## GIVEN INSTRUCTION
Output all of the entries exactly as written.

Stored records:
* Start *
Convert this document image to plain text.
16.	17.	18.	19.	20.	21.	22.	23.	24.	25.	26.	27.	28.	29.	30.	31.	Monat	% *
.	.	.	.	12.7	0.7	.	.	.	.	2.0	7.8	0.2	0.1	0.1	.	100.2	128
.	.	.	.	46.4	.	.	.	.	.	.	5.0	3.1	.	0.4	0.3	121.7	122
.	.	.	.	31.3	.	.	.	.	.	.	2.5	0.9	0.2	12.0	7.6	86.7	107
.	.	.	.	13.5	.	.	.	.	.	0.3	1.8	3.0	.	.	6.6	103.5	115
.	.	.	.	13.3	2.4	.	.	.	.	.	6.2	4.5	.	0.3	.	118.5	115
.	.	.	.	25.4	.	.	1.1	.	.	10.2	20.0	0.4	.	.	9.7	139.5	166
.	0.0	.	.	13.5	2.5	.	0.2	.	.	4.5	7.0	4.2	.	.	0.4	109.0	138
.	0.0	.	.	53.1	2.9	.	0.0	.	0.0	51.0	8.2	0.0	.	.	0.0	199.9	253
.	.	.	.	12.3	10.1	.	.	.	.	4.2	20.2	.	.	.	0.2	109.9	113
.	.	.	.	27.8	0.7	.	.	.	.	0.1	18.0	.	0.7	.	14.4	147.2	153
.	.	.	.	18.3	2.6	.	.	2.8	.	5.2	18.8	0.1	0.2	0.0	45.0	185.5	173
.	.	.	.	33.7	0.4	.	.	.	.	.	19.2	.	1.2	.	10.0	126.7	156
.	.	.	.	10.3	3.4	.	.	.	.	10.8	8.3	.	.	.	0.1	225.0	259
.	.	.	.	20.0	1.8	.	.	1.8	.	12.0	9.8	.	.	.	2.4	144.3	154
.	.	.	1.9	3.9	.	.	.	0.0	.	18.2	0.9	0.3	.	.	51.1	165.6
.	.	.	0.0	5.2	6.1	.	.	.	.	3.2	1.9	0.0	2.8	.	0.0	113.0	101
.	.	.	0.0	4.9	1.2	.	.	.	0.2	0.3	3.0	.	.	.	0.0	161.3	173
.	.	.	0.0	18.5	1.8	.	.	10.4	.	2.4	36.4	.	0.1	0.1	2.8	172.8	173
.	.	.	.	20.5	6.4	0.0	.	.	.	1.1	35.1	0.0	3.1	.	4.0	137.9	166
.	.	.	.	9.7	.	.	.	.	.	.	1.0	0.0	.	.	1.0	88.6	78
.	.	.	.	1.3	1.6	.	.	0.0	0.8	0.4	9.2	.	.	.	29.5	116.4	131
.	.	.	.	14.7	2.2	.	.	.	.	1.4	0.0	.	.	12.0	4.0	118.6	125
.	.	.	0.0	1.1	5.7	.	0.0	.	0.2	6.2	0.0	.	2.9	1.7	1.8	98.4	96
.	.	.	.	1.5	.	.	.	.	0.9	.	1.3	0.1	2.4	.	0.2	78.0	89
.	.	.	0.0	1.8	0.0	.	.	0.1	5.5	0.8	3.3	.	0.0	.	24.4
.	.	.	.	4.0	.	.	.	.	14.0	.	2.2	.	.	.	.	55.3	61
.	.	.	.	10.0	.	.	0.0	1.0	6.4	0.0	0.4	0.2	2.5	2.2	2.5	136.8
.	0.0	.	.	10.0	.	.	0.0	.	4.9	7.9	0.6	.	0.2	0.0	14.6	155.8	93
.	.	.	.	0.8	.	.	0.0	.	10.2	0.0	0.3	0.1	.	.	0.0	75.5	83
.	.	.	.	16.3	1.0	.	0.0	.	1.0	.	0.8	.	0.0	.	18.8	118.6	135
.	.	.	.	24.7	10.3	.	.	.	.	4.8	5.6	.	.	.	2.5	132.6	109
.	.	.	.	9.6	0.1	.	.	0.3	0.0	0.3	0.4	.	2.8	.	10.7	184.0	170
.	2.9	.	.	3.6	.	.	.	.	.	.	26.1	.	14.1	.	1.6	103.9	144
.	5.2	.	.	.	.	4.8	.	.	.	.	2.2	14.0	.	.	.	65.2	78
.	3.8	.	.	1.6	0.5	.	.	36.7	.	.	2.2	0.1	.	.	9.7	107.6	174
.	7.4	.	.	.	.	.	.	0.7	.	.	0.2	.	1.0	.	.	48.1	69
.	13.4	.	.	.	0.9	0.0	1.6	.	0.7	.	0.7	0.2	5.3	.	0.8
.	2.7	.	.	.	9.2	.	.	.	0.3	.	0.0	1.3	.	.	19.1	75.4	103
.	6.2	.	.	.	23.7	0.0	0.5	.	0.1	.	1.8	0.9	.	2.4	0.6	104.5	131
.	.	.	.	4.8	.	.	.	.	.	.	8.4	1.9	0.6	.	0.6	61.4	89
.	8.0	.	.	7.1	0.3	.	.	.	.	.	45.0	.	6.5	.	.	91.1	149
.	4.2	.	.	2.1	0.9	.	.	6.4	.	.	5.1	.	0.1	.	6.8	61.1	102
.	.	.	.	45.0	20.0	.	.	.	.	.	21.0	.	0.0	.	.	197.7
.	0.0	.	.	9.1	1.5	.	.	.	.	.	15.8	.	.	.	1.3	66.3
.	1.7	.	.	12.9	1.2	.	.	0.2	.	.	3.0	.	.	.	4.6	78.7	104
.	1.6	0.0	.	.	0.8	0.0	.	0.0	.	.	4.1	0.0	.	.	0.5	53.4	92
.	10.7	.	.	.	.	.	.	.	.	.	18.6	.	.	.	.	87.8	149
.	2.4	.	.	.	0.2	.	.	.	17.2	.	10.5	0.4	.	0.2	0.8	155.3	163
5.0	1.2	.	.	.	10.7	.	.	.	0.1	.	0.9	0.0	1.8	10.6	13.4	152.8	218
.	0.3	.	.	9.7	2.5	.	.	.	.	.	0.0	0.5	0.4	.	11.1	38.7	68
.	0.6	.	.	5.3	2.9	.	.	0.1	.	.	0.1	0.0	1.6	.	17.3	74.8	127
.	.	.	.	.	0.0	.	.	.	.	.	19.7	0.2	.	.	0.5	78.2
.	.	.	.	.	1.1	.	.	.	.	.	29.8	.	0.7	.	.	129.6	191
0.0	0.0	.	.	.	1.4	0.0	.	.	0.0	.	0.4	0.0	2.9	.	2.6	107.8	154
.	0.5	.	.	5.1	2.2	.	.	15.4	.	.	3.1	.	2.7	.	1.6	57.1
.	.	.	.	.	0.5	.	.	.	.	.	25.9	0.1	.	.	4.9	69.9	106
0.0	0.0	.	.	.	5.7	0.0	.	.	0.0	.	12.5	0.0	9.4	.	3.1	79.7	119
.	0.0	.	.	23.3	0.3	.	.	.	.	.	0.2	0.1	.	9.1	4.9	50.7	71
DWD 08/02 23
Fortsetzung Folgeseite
* End *
## RESPONSE TO THIS EXERCISE
Convert this document image to plain text.
16.	17.	18.	19.	20.	21.	22.	23.	24.	25.	26.	27.	28.	29.	30.	31.	Monat	% *
.	.	.	.	12.7	0.7	.	.	.	.	2.0	7.8	0.2	0.1	0.1	.	100.2	128
.	.	.	.	46.4	.	.	.	.	.	.	5.0	3.1	.	0.4	0.3	121.7	122
.	.	.	.	31.3	.	.	.	.	.	.	2.5	0.9	0.2	12.0	7.6	86.7	107
.	.	.	.	13.5	.	.	.	.	.	0.3	1.8	3.0	.	.	6.6	103.5	115
.	.	.	.	13.3	2.4	.	.	.	.	.	6.2	4.5	.	0.3	.	118.5	115
.	.	.	.	25.4	.	.	1.1	.	.	10.2	20.0	0.4	.	.	9.7	139.5	166
.	0.0	.	.	13.5	2.5	.	0.2	.	.	4.5	7.0	4.2	.	.	0.4	109.0	138
.	0.0	.	.	53.1	2.9	.	0.0	.	0.0	51.0	8.2	0.0	.	.	0.0	199.9	253
.	.	.	.	12.3	10.1	.	.	.	.	4.2	20.2	.	.	.	0.2	109.9	113
.	.	.	.	27.8	0.7	.	.	.	.	0.1	18.0	.	0.7	.	14.4	147.2	153
.	.	.	.	18.3	2.6	.	.	2.8	.	5.2	18.8	0.1	0.2	0.0	45.0	185.5	173
.	.	.	.	33.7	0.4	.	.	.	.	.	19.2	.	1.2	.	10.0	126.7	156
.	.	.	.	10.3	3.4	.	.	.	.	10.8	8.3	.	.	.	0.1	225.0	259
.	.	.	.	20.0	1.8	.	.	1.8	.	12.0	9.8	.	.	.	2.4	144.3	154
.	.	.	1.9	3.9	.	.	.	0.0	.	18.2	0.9	0.3	.	.	51.1	165.6
.	.	.	0.0	5.2	6.1	.	.	.	.	3.2	1.9	0.0	2.8	.	0.0	113.0	101
.	.	.	0.0	4.9	1.2	.	.	.	0.2	0.3	3.0	.	.	.	0.0	161.3	173
.	.	.	0.0	18.5	1.8	.	.	10.4	.	2.4	36.4	.	0.1	0.1	2.8	172.8	173
.	.	.	.	20.5	6.4	0.0	.	.	.	1.1	35.1	0.0	3.1	.	4.0	137.9	166
.	.	.	.	9.7	.	.	.	.	.	.	1.0	0.0	.	.	1.0	88.6	78
.	.	.	.	1.3	1.6	.	.	0.0	0.8	0.4	9.2	.	.	.	29.5	116.4	131
.	.	.	.	14.7	2.2	.	.	.	.	1.4	0.0	.	.	12.0	4.0	118.6	125
.	.	.	0.0	1.1	5.7	.	0.0	.	0.2	6.2	0.0	.	2.9	1.7	1.8	98.4	96
.	.	.	.	1.5	.	.	.	.	0.9	.	1.3	0.1	2.4	.	0.2	78.0	89
.	.	.	0.0	1.8	0.0	.	.	0.1	5.5	0.8	3.3	.	0.0	.	24.4
.	.	.	.	4.0	.	.	.	.	14.0	.	2.2	.	.	.	.	55.3	61
.	.	.	.	10.0	.	.	0.0	1.0	6.4	0.0	0.4	0.2	2.5	2.2	2.5	136.8
.	0.0	.	.	10.0	.	.	0.0	.	4.9	7.9	0.6	.	0.2	0.0	14.6	155.8	93
.	.	.	.	0.8	.	.	0.0	.	10.2	0.0	0.3	0.1	.	.	0.0	75.5	83
.	.	.	.	16.3	1.0	.	0.0	.	1.0	.	0.8	.	0.0	.	18.8	118.6	135
.	.	.	.	24.7	10.3	.	.	.	.	4.8	5.6	.	.	.	2.5	132.6	109
.	.	.	.	9.6	0.1	.	.	0.3	0.0	0.3	0.4	.	2.8	.	10.7	184.0	170
.	2.9	.	.	3.6	.	.	.	.	.	.	26.1	.	14.1	.	1.6	103.9	144
.	5.2	.	.	.	.	4.8	.	.	.	.	2.2	14.0	.	.	.	65.2	78
.	3.8	.	.	1.6	0.5	.	.	36.7	.	.	2.2	0.1	.	.	9.7	107.6	174
.	7.4	.	.	.	.	.	.	0.7	.	.	0.2	.	1.0	.	.	48.1	69
.	13.4	.	.	.	0.9	0.0	1.6	.	0.7	.	0.7	0.2	5.3	.	0.8
.	2.7	.	.	.	9.2	.	.	.	0.3	.	0.0	1.3	.	.	19.1	75.4	103
.	6.2	.	.	.	23.7	0.0	0.5	.	0.1	.	1.8	0.9	.	2.4	0.6	104.5	131
.	.	.	.	4.8	.	.	.	.	.	.	8.4	1.9	0.6	.	0.6	61.4	89
.	8.0	.	.	7.1	0.3	.	.	.	.	.	45.0	.	6.5	.	.	91.1	149
.	4.2	.	.	2.1	0.9	.	.	6.4	.	.	5.1	.	0.1	.	6.8	61.1	102
.	.	.	.	45.0	20.0	.	.	.	.	.	21.0	.	0.0	.	.	197.7
.	0.0	.	.	9.1	1.5	.	.	.	.	.	15.8	.	.	.	1.3	66.3
.	1.7	.	.	12.9	1.2	.	.	0.2	.	.	3.0	.	.	.	4.6	78.7	104
.	1.6	0.0	.	.	0.8	0.0	.	0.0	.	.	4.1	0.0	.	.	0.5	53.4	92
.	10.7	.	.	.	.	.	.	.	.	.	18.6	.	.	.	.	87.8	149
.	2.4	.	.	.	0.2	.	.	.	17.2	.	10.5	0.4	.	0.2	0.8	155.3	163
5.0	1.2	.	.	.	10.7	.	.	.	0.1	.	0.9	0.0	1.8	10.6	13.4	152.8	218
.	0.3	.	.	9.7	2.5	.	.	.	.	.	0.0	0.5	0.4	.	11.1	38.7	68
.	0.6	.	.	5.3	2.9	.	.	0.1	.	.	0.1	0.0	1.6	.	17.3	74.8	127
.	.	.	.	.	0.0	.	.	.	.	.	19.7	0.2	.	.	0.5	78.2
.	.	.	.	.	1.1	.	.	.	.	.	29.8	.	0.7	.	.	129.6	191
0.0	0.0	.	.	.	1.4	0.0	.	.	0.0	.	0.4	0.0	2.9	.	2.6	107.8	154
.	0.5	.	.	5.1	2.2	.	.	15.4	.	.	3.1	.	2.7	.	1.6	57.1
.	.	.	.	.	0.5	.	.	.	.	.	25.9	0.1	.	.	4.9	69.9	106
0.0	0.0	.	.	.	5.7	0.0	.	.	0.0	.	12.5	0.0	9.4	.	3.1	79.7	119
.	0.0	.	.	23.3	0.3	.	.	.	.	.	0.2	0.1	.	9.1	4.9	50.7	71
DWD 08/02 23
Fortsetzung Folgeseite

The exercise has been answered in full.